**AVAILABLE DATA**:
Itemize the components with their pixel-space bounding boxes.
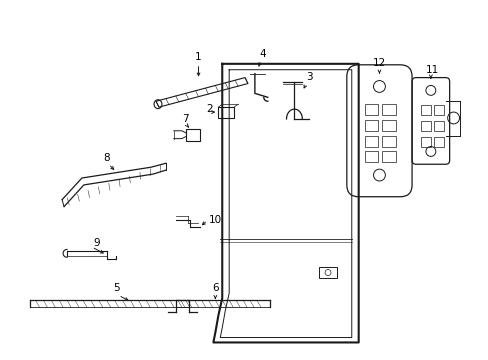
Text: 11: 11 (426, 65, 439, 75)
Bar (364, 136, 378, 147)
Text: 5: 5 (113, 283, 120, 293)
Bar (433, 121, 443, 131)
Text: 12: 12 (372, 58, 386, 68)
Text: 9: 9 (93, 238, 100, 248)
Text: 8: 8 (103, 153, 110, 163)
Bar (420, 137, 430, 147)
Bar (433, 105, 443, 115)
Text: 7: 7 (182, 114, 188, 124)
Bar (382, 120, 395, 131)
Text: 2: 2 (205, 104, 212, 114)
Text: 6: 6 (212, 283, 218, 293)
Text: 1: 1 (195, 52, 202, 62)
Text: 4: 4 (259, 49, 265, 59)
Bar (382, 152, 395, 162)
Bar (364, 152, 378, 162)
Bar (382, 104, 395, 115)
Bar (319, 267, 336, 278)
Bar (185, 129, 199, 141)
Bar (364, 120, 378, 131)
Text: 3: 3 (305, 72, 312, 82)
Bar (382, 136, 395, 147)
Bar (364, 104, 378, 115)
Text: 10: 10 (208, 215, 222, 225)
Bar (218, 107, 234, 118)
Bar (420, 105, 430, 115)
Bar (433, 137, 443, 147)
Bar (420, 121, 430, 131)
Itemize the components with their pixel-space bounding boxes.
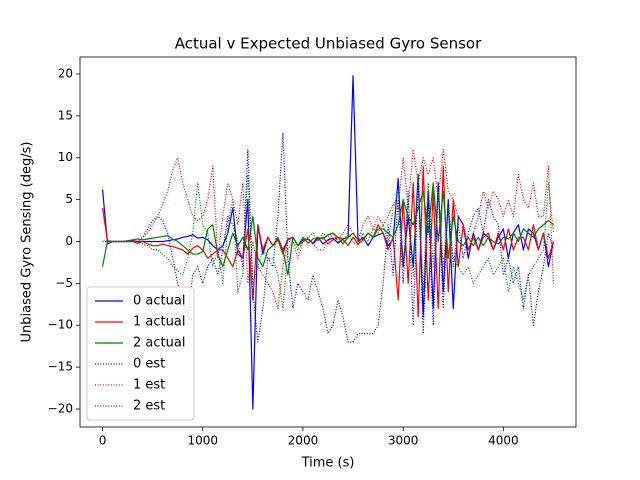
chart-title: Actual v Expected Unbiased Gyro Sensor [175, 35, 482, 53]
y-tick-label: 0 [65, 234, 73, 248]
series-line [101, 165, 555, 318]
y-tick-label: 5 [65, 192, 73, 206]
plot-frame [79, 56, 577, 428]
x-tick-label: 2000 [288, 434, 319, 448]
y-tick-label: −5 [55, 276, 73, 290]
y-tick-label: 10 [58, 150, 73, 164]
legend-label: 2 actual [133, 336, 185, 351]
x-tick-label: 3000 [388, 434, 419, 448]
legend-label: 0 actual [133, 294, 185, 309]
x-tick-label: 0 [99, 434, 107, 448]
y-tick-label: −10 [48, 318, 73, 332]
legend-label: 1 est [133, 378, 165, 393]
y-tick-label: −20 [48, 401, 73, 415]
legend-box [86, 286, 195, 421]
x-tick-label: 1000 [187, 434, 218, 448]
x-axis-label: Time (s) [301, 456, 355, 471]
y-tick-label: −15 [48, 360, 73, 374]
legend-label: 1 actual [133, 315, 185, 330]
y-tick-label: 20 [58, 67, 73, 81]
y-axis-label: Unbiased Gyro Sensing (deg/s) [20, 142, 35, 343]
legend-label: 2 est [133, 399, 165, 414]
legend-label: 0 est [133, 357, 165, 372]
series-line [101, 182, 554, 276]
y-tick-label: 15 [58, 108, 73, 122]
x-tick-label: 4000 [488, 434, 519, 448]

**WHAT IS BEING ASKED**: Print all of the rows above verbatim, omitting the pictures.

**RESULT OF THIS TASK**:
Itemize the components with their pixel-space bounding boxes.
Text: 11: 11 (426, 65, 439, 75)
Bar (364, 136, 378, 147)
Text: 5: 5 (113, 283, 120, 293)
Bar (433, 121, 443, 131)
Text: 12: 12 (372, 58, 386, 68)
Text: 9: 9 (93, 238, 100, 248)
Text: 8: 8 (103, 153, 110, 163)
Bar (420, 137, 430, 147)
Bar (433, 105, 443, 115)
Text: 7: 7 (182, 114, 188, 124)
Bar (382, 120, 395, 131)
Text: 2: 2 (205, 104, 212, 114)
Text: 6: 6 (212, 283, 218, 293)
Text: 1: 1 (195, 52, 202, 62)
Text: 4: 4 (259, 49, 265, 59)
Bar (382, 152, 395, 162)
Bar (364, 152, 378, 162)
Bar (382, 104, 395, 115)
Bar (319, 267, 336, 278)
Bar (185, 129, 199, 141)
Bar (364, 120, 378, 131)
Text: 3: 3 (305, 72, 312, 82)
Bar (382, 136, 395, 147)
Bar (364, 104, 378, 115)
Text: 10: 10 (208, 215, 222, 225)
Bar (218, 107, 234, 118)
Bar (420, 105, 430, 115)
Bar (433, 137, 443, 147)
Bar (420, 121, 430, 131)
Itemize the components with their pixel-space bounding boxes.
chart-title: Actual v Expected Unbiased Gyro Sensor [175, 35, 482, 53]
y-tick-label: 0 [65, 234, 73, 248]
series-line [101, 165, 555, 318]
y-tick-label: 5 [65, 192, 73, 206]
plot-frame [79, 56, 577, 428]
x-tick-label: 2000 [288, 434, 319, 448]
y-tick-label: −5 [55, 276, 73, 290]
y-tick-label: 10 [58, 150, 73, 164]
legend-label: 2 actual [133, 336, 185, 351]
x-tick-label: 3000 [388, 434, 419, 448]
legend-label: 0 actual [133, 294, 185, 309]
x-tick-label: 0 [99, 434, 107, 448]
y-tick-label: −10 [48, 318, 73, 332]
legend-label: 1 est [133, 378, 165, 393]
y-tick-label: −20 [48, 401, 73, 415]
legend-box [86, 286, 195, 421]
x-tick-label: 1000 [187, 434, 218, 448]
x-axis-label: Time (s) [301, 456, 355, 471]
y-tick-label: −15 [48, 360, 73, 374]
legend-label: 1 actual [133, 315, 185, 330]
y-tick-label: 20 [58, 67, 73, 81]
y-axis-label: Unbiased Gyro Sensing (deg/s) [20, 142, 35, 343]
legend-label: 2 est [133, 399, 165, 414]
legend-label: 0 est [133, 357, 165, 372]
series-line [101, 182, 554, 276]
y-tick-label: 15 [58, 108, 73, 122]
x-tick-label: 4000 [488, 434, 519, 448]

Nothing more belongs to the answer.